▶ **Material for the task**
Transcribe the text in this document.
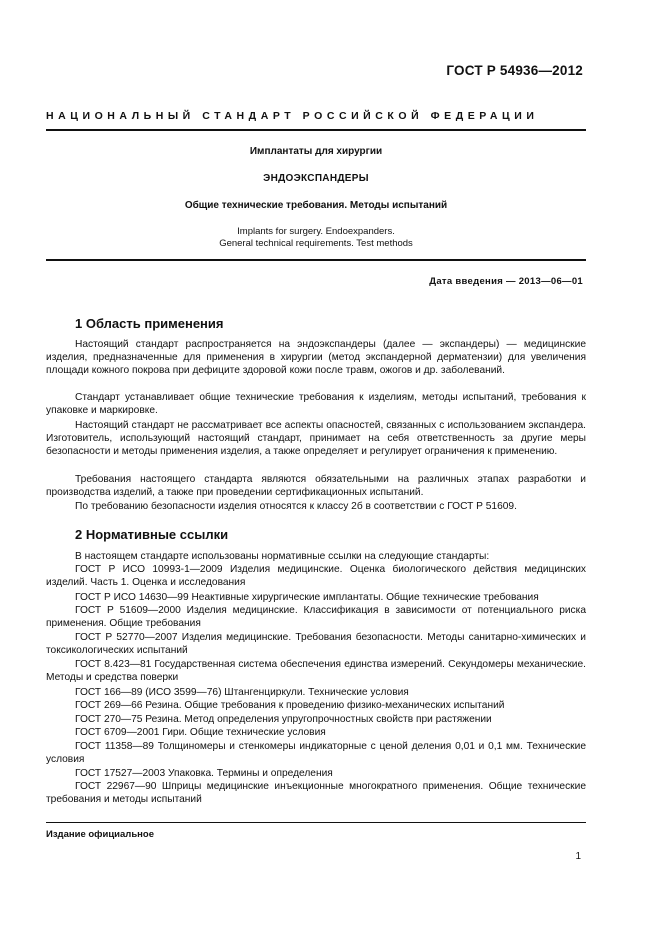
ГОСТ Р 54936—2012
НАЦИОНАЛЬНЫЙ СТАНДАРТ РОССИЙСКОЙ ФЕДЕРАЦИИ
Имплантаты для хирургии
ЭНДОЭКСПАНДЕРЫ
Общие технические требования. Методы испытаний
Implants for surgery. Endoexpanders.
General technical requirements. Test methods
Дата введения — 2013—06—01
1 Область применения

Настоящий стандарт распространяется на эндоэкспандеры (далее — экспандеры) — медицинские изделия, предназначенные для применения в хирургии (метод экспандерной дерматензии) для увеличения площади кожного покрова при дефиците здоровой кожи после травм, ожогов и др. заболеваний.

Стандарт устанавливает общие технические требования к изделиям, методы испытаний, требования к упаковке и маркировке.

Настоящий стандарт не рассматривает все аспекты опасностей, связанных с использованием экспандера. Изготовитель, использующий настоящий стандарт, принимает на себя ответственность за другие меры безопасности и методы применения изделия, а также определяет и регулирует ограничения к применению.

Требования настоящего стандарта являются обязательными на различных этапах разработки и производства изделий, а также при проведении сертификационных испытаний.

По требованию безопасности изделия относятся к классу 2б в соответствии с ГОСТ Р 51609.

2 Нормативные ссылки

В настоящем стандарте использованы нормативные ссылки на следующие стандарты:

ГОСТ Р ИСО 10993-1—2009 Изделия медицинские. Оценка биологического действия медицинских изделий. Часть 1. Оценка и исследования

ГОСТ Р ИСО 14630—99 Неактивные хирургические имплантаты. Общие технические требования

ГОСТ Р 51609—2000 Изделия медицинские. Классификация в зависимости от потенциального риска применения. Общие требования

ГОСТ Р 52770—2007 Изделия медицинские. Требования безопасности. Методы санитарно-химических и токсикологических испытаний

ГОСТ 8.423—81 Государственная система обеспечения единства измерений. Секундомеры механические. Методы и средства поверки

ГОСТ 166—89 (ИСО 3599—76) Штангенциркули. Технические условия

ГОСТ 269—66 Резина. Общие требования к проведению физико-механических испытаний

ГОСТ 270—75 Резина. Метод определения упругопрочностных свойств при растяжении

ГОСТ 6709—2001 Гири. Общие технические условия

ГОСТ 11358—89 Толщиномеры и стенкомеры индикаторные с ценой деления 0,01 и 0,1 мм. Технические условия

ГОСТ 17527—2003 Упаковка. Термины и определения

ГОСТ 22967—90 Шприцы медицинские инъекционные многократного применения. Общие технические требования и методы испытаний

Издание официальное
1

▶ **Exercise brief**
Pull every line containing "изделий" out of the data above.

▶ **Exercise result**
Требования настоящего стандарта являются обязательными на различных этапах разработки и производства изделий, а также при проведении сертификационных испытаний.
ГОСТ Р ИСО 10993-1—2009 Изделия медицинские. Оценка биологического действия медицинских изделий. Часть 1. Оценка и исследования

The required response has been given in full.